RECORDS PROVIDED:
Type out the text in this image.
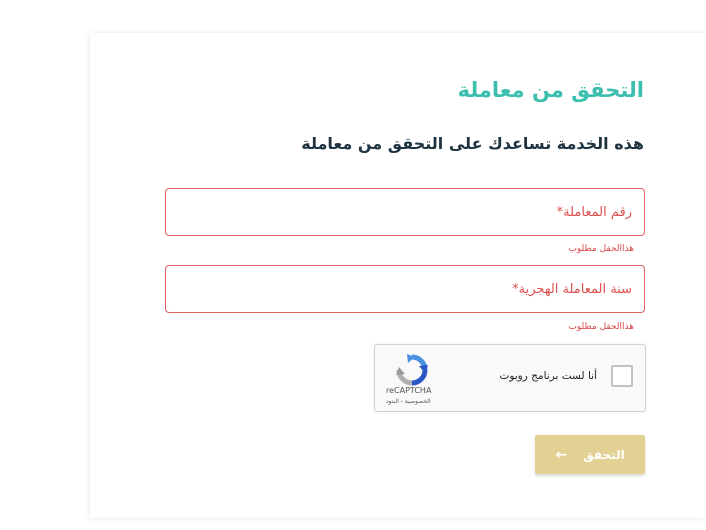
التحقق من معاملة
هذه الخدمة تساعدك على التحقق من معاملة
رقم المعاملة*
هذاالحقل مطلوب
سنة المعاملة الهجرية*
هذاالحقل مطلوب
أنا لست برنامج روبوت
reCAPTCHA
الخصوصية - البنود
التحقق
←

WHAT THE TASK ASKS:
Quote the data above in full, leaving out the pictures it holds.

FINAL RESULT:
Type out the text in this image.
التحقق من معاملة
هذه الخدمة تساعدك على التحقق من معاملة
رقم المعاملة*
هذاالحقل مطلوب
سنة المعاملة الهجرية*
هذاالحقل مطلوب
أنا لست برنامج روبوت
reCAPTCHA
الخصوصية - البنود
التحقق
←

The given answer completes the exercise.